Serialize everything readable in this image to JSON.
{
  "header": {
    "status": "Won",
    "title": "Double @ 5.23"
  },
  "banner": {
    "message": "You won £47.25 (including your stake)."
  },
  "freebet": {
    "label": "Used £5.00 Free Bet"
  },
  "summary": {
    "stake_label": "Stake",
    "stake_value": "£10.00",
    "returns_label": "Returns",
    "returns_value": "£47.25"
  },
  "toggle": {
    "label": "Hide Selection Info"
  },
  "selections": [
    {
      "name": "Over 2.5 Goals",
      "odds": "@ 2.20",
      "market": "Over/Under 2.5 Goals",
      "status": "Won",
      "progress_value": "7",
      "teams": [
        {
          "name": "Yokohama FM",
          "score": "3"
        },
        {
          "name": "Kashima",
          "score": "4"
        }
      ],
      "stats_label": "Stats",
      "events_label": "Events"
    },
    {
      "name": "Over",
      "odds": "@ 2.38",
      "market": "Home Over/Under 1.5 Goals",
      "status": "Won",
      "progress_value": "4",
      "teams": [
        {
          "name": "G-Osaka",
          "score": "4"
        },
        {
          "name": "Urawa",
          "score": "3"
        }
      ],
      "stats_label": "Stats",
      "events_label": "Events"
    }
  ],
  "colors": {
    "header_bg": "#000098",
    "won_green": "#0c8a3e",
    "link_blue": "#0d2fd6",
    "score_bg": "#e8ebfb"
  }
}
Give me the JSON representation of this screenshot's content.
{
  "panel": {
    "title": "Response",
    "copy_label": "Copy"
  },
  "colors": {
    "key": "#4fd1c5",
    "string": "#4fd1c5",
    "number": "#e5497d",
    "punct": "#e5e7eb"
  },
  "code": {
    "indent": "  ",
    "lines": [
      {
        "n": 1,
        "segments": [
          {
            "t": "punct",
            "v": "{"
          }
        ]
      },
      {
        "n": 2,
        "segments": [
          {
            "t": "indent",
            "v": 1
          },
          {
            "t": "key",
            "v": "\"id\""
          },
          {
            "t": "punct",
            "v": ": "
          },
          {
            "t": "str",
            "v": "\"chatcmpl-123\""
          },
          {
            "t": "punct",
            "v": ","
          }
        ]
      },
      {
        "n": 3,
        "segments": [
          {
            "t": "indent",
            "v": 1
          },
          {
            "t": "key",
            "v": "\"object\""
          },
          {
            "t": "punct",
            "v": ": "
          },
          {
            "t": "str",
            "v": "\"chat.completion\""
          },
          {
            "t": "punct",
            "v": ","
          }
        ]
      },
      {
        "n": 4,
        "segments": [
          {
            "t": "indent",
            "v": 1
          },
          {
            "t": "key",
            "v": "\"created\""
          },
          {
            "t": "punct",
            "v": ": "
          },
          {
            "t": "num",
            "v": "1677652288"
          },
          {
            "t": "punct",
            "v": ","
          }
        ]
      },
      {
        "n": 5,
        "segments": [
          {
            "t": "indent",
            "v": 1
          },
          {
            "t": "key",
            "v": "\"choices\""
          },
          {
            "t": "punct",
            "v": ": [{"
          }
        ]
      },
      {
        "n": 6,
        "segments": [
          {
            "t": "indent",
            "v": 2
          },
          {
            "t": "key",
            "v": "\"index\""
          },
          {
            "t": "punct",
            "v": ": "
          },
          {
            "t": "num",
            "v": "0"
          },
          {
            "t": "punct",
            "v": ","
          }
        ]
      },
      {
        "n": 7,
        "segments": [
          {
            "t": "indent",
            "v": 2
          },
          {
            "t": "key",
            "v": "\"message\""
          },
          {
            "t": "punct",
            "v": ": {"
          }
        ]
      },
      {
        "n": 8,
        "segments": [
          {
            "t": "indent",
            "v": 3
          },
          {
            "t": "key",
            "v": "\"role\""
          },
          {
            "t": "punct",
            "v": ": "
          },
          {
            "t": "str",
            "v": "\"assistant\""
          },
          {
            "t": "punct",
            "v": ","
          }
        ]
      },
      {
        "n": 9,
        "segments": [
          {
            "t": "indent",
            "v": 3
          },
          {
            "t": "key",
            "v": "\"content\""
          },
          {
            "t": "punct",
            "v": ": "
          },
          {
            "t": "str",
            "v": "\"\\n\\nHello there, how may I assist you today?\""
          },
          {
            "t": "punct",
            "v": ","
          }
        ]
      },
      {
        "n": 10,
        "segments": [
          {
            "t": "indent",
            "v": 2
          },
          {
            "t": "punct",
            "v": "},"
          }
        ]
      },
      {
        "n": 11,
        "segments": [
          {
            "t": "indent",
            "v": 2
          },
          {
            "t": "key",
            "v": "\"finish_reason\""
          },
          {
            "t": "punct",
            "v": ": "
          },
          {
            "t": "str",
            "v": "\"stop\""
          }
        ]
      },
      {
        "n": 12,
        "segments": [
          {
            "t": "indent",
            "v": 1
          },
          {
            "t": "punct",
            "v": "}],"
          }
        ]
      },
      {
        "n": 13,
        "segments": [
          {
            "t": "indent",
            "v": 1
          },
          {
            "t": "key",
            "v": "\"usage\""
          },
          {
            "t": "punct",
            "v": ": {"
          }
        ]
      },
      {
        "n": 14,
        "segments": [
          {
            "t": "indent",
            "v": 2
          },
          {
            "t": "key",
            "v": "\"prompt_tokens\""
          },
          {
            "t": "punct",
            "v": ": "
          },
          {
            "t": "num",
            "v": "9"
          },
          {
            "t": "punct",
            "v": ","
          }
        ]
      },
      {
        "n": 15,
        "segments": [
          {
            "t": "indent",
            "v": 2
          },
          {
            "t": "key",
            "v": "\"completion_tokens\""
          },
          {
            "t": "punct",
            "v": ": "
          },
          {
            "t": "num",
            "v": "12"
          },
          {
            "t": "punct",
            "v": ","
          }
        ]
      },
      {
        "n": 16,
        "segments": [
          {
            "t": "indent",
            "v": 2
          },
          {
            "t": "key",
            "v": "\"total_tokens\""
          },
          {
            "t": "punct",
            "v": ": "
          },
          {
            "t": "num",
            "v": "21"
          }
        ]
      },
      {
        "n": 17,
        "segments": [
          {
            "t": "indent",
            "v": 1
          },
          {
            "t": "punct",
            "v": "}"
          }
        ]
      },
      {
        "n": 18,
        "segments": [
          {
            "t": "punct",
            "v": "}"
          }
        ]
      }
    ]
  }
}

• YOUR TASK: Reproduce the listing above verbatim, from first line to last.

• SOLUTION TO THIS TASK:
Serialize everything readable in this image to JSON.
{
  "header": {
    "status": "Won",
    "title": "Double @ 5.23"
  },
  "banner": {
    "message": "You won £47.25 (including your stake)."
  },
  "freebet": {
    "label": "Used £5.00 Free Bet"
  },
  "summary": {
    "stake_label": "Stake",
    "stake_value": "£10.00",
    "returns_label": "Returns",
    "returns_value": "£47.25"
  },
  "toggle": {
    "label": "Hide Selection Info"
  },
  "selections": [
    {
      "name": "Over 2.5 Goals",
      "odds": "@ 2.20",
      "market": "Over/Under 2.5 Goals",
      "status": "Won",
      "progress_value": "7",
      "teams": [
        {
          "name": "Yokohama FM",
          "score": "3"
        },
        {
          "name": "Kashima",
          "score": "4"
        }
      ],
      "stats_label": "Stats",
      "events_label": "Events"
    },
    {
      "name": "Over",
      "odds": "@ 2.38",
      "market": "Home Over/Under 1.5 Goals",
      "status": "Won",
      "progress_value": "4",
      "teams": [
        {
          "name": "G-Osaka",
          "score": "4"
        },
        {
          "name": "Urawa",
          "score": "3"
        }
      ],
      "stats_label": "Stats",
      "events_label": "Events"
    }
  ],
  "colors": {
    "header_bg": "#000098",
    "won_green": "#0c8a3e",
    "link_blue": "#0d2fd6",
    "score_bg": "#e8ebfb"
  }
}
Give me the JSON representation of this screenshot's content.
{
  "panel": {
    "title": "Response",
    "copy_label": "Copy"
  },
  "colors": {
    "key": "#4fd1c5",
    "string": "#4fd1c5",
    "number": "#e5497d",
    "punct": "#e5e7eb"
  },
  "code": {
    "indent": "  ",
    "lines": [
      {
        "n": 1,
        "segments": [
          {
            "t": "punct",
            "v": "{"
          }
        ]
      },
      {
        "n": 2,
        "segments": [
          {
            "t": "indent",
            "v": 1
          },
          {
            "t": "key",
            "v": "\"id\""
          },
          {
            "t": "punct",
            "v": ": "
          },
          {
            "t": "str",
            "v": "\"chatcmpl-123\""
          },
          {
            "t": "punct",
            "v": ","
          }
        ]
      },
      {
        "n": 3,
        "segments": [
          {
            "t": "indent",
            "v": 1
          },
          {
            "t": "key",
            "v": "\"object\""
          },
          {
            "t": "punct",
            "v": ": "
          },
          {
            "t": "str",
            "v": "\"chat.completion\""
          },
          {
            "t": "punct",
            "v": ","
          }
        ]
      },
      {
        "n": 4,
        "segments": [
          {
            "t": "indent",
            "v": 1
          },
          {
            "t": "key",
            "v": "\"created\""
          },
          {
            "t": "punct",
            "v": ": "
          },
          {
            "t": "num",
            "v": "1677652288"
          },
          {
            "t": "punct",
            "v": ","
          }
        ]
      },
      {
        "n": 5,
        "segments": [
          {
            "t": "indent",
            "v": 1
          },
          {
            "t": "key",
            "v": "\"choices\""
          },
          {
            "t": "punct",
            "v": ": [{"
          }
        ]
      },
      {
        "n": 6,
        "segments": [
          {
            "t": "indent",
            "v": 2
          },
          {
            "t": "key",
            "v": "\"index\""
          },
          {
            "t": "punct",
            "v": ": "
          },
          {
            "t": "num",
            "v": "0"
          },
          {
            "t": "punct",
            "v": ","
          }
        ]
      },
      {
        "n": 7,
        "segments": [
          {
            "t": "indent",
            "v": 2
          },
          {
            "t": "key",
            "v": "\"message\""
          },
          {
            "t": "punct",
            "v": ": {"
          }
        ]
      },
      {
        "n": 8,
        "segments": [
          {
            "t": "indent",
            "v": 3
          },
          {
            "t": "key",
            "v": "\"role\""
          },
          {
            "t": "punct",
            "v": ": "
          },
          {
            "t": "str",
            "v": "\"assistant\""
          },
          {
            "t": "punct",
            "v": ","
          }
        ]
      },
      {
        "n": 9,
        "segments": [
          {
            "t": "indent",
            "v": 3
          },
          {
            "t": "key",
            "v": "\"content\""
          },
          {
            "t": "punct",
            "v": ": "
          },
          {
            "t": "str",
            "v": "\"\\n\\nHello there, how may I assist you today?\""
          },
          {
            "t": "punct",
            "v": ","
          }
        ]
      },
      {
        "n": 10,
        "segments": [
          {
            "t": "indent",
            "v": 2
          },
          {
            "t": "punct",
            "v": "},"
          }
        ]
      },
      {
        "n": 11,
        "segments": [
          {
            "t": "indent",
            "v": 2
          },
          {
            "t": "key",
            "v": "\"finish_reason\""
          },
          {
            "t": "punct",
            "v": ": "
          },
          {
            "t": "str",
            "v": "\"stop\""
          }
        ]
      },
      {
        "n": 12,
        "segments": [
          {
            "t": "indent",
            "v": 1
          },
          {
            "t": "punct",
            "v": "}],"
          }
        ]
      },
      {
        "n": 13,
        "segments": [
          {
            "t": "indent",
            "v": 1
          },
          {
            "t": "key",
            "v": "\"usage\""
          },
          {
            "t": "punct",
            "v": ": {"
          }
        ]
      },
      {
        "n": 14,
        "segments": [
          {
            "t": "indent",
            "v": 2
          },
          {
            "t": "key",
            "v": "\"prompt_tokens\""
          },
          {
            "t": "punct",
            "v": ": "
          },
          {
            "t": "num",
            "v": "9"
          },
          {
            "t": "punct",
            "v": ","
          }
        ]
      },
      {
        "n": 15,
        "segments": [
          {
            "t": "indent",
            "v": 2
          },
          {
            "t": "key",
            "v": "\"completion_tokens\""
          },
          {
            "t": "punct",
            "v": ": "
          },
          {
            "t": "num",
            "v": "12"
          },
          {
            "t": "punct",
            "v": ","
          }
        ]
      },
      {
        "n": 16,
        "segments": [
          {
            "t": "indent",
            "v": 2
          },
          {
            "t": "key",
            "v": "\"total_tokens\""
          },
          {
            "t": "punct",
            "v": ": "
          },
          {
            "t": "num",
            "v": "21"
          }
        ]
      },
      {
        "n": 17,
        "segments": [
          {
            "t": "indent",
            "v": 1
          },
          {
            "t": "punct",
            "v": "}"
          }
        ]
      },
      {
        "n": 18,
        "segments": [
          {
            "t": "punct",
            "v": "}"
          }
        ]
      }
    ]
  }
}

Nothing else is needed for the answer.